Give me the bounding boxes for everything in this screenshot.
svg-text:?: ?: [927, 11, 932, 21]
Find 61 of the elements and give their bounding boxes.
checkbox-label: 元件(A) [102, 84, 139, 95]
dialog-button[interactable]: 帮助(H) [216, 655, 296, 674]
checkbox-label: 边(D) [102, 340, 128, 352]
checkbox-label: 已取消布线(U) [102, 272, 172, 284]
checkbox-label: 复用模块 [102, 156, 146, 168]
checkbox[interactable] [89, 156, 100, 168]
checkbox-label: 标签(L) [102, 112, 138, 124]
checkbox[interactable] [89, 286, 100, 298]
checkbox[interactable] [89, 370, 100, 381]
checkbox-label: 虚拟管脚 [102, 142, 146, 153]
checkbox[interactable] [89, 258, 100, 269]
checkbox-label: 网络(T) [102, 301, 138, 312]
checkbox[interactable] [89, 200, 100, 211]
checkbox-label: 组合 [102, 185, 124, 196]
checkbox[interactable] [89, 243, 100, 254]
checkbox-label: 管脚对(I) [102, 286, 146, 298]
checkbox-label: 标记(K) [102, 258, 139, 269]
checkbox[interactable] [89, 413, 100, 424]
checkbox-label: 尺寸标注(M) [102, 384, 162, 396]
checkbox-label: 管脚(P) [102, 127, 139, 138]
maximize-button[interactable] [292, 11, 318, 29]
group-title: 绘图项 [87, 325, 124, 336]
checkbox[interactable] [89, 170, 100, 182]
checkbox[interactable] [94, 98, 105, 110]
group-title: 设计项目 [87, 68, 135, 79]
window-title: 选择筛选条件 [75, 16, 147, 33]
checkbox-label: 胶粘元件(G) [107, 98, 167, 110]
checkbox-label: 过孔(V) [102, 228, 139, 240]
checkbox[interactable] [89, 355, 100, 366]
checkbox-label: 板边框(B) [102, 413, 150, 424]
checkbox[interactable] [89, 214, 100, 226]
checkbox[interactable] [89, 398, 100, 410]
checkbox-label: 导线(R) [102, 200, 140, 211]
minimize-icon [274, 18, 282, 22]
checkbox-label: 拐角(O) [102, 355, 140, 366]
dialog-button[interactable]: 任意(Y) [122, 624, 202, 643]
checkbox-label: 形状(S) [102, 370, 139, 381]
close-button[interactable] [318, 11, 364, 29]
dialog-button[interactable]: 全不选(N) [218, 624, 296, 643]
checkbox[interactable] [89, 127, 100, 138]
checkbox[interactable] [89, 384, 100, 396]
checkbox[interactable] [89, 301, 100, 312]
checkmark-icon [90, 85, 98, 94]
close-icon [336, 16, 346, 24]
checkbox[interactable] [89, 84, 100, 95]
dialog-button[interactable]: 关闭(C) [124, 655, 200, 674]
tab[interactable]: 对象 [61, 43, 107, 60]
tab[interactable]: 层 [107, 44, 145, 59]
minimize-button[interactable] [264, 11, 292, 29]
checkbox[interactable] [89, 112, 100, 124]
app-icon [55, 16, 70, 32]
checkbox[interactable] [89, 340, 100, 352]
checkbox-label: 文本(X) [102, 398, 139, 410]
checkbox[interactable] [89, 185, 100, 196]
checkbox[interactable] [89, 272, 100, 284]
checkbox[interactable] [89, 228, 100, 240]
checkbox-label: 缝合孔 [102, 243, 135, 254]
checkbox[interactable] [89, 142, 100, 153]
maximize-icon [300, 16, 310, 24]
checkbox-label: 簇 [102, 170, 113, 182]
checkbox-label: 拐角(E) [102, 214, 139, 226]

> _Set task_: Extract every line of the entries above verbatim, keeping each line unchanged and in its original order from first to last.

> _Written answer_:
Give me the bounding boxes for everything in this screenshot.
svg-text:?: ?: [927, 11, 932, 21]
Find 61 of the elements and give their bounding boxes.
checkbox-label: 元件(A) [102, 84, 139, 95]
dialog-button[interactable]: 帮助(H) [216, 655, 296, 674]
checkbox-label: 边(D) [102, 340, 128, 352]
checkbox-label: 已取消布线(U) [102, 272, 172, 284]
checkbox-label: 复用模块 [102, 156, 146, 168]
checkbox[interactable] [89, 156, 100, 168]
checkbox-label: 标签(L) [102, 112, 138, 124]
checkbox[interactable] [89, 286, 100, 298]
checkbox[interactable] [89, 370, 100, 381]
checkbox-label: 虚拟管脚 [102, 142, 146, 153]
checkbox[interactable] [89, 258, 100, 269]
checkbox-label: 网络(T) [102, 301, 138, 312]
checkbox[interactable] [89, 200, 100, 211]
checkbox-label: 组合 [102, 185, 124, 196]
checkbox[interactable] [89, 243, 100, 254]
checkbox-label: 管脚对(I) [102, 286, 146, 298]
checkbox-label: 标记(K) [102, 258, 139, 269]
checkbox[interactable] [89, 413, 100, 424]
checkbox-label: 尺寸标注(M) [102, 384, 162, 396]
checkbox-label: 管脚(P) [102, 127, 139, 138]
maximize-button[interactable] [292, 11, 318, 29]
group-title: 绘图项 [87, 325, 124, 336]
checkbox[interactable] [89, 170, 100, 182]
checkbox[interactable] [94, 98, 105, 110]
group-title: 设计项目 [87, 68, 135, 79]
window-title: 选择筛选条件 [75, 16, 147, 33]
checkbox-label: 胶粘元件(G) [107, 98, 167, 110]
checkbox-label: 过孔(V) [102, 228, 139, 240]
checkbox[interactable] [89, 355, 100, 366]
checkbox-label: 板边框(B) [102, 413, 150, 424]
checkbox[interactable] [89, 214, 100, 226]
checkbox[interactable] [89, 398, 100, 410]
checkbox-label: 导线(R) [102, 200, 140, 211]
minimize-icon [274, 18, 282, 22]
checkbox-label: 拐角(O) [102, 355, 140, 366]
dialog-button[interactable]: 任意(Y) [122, 624, 202, 643]
checkbox-label: 形状(S) [102, 370, 139, 381]
close-button[interactable] [318, 11, 364, 29]
dialog-button[interactable]: 全不选(N) [218, 624, 296, 643]
checkbox[interactable] [89, 127, 100, 138]
checkbox[interactable] [89, 384, 100, 396]
checkbox[interactable] [89, 301, 100, 312]
checkmark-icon [90, 85, 98, 94]
close-icon [336, 16, 346, 24]
checkbox[interactable] [89, 84, 100, 95]
dialog-button[interactable]: 关闭(C) [124, 655, 200, 674]
tab[interactable]: 对象 [61, 43, 107, 60]
tab[interactable]: 层 [107, 44, 145, 59]
minimize-button[interactable] [264, 11, 292, 29]
checkbox[interactable] [89, 112, 100, 124]
app-icon [55, 16, 70, 32]
checkbox[interactable] [89, 340, 100, 352]
checkbox-label: 文本(X) [102, 398, 139, 410]
checkbox[interactable] [89, 185, 100, 196]
checkbox[interactable] [89, 272, 100, 284]
checkbox[interactable] [89, 228, 100, 240]
checkbox-label: 缝合孔 [102, 243, 135, 254]
checkbox[interactable] [89, 142, 100, 153]
maximize-icon [300, 16, 310, 24]
checkbox-label: 簇 [102, 170, 113, 182]
checkbox-label: 拐角(E) [102, 214, 139, 226]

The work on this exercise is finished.